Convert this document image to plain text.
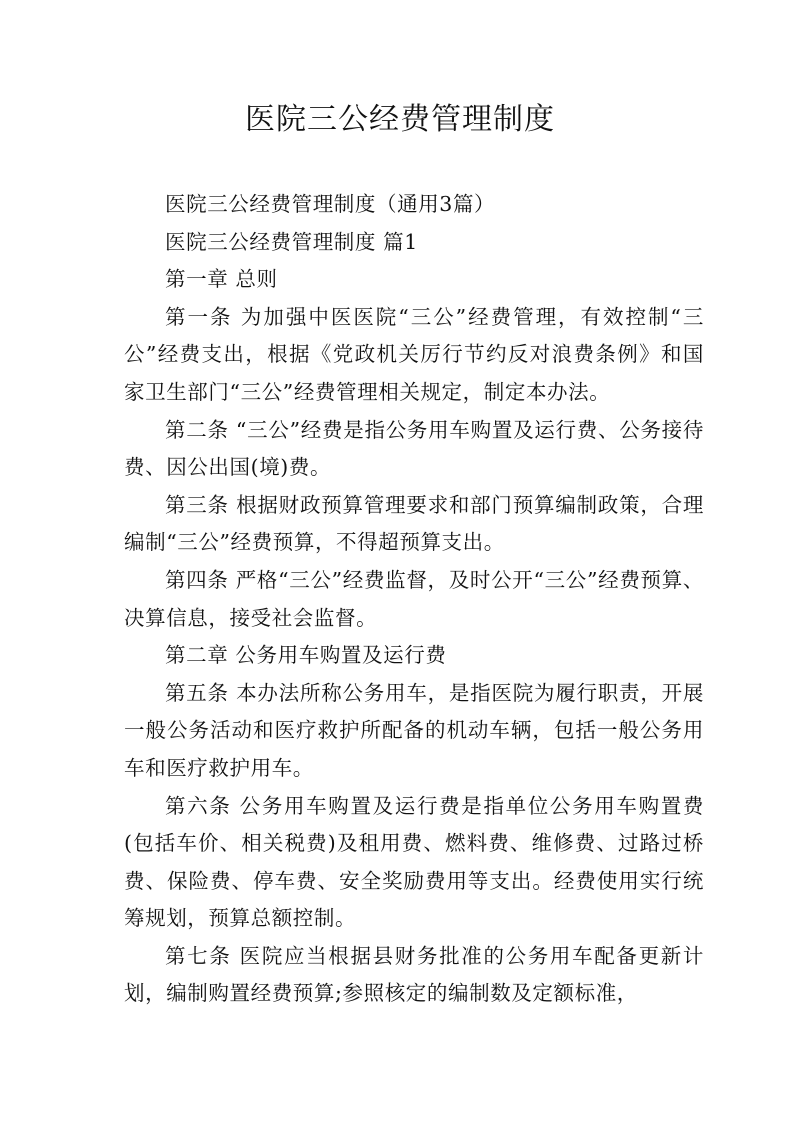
医院三公经费管理制度

医院三公经费管理制度（通用3篇）

医院三公经费管理制度 篇1

第一章 总则

第一条 为加强中医医院“三公”经费管理，有效控制“三公”经费支出，根据《党政机关厉行节约反对浪费条例》和国家卫生部门“三公”经费管理相关规定，制定本办法。

第二条 “三公”经费是指公务用车购置及运行费、公务接待费、因公出国(境)费。

第三条 根据财政预算管理要求和部门预算编制政策，合理编制“三公”经费预算，不得超预算支出。

第四条 严格“三公”经费监督，及时公开“三公”经费预算、决算信息，接受社会监督。

第二章 公务用车购置及运行费

第五条 本办法所称公务用车，是指医院为履行职责，开展一般公务活动和医疗救护所配备的机动车辆，包括一般公务用车和医疗救护用车。

第六条 公务用车购置及运行费是指单位公务用车购置费(包括车价、相关税费)及租用费、燃料费、维修费、过路过桥费、保险费、停车费、安全奖励费用等支出。经费使用实行统筹规划，预算总额控制。

第七条 医院应当根据县财务批准的公务用车配备更新计划，编制购置经费预算;参照核定的编制数及定额标准，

____________

Look through the entries and return every line where "医院三公经费管理制度" appears.

Task solution
医院三公经费管理制度
医院三公经费管理制度（通用3篇）
医院三公经费管理制度 篇1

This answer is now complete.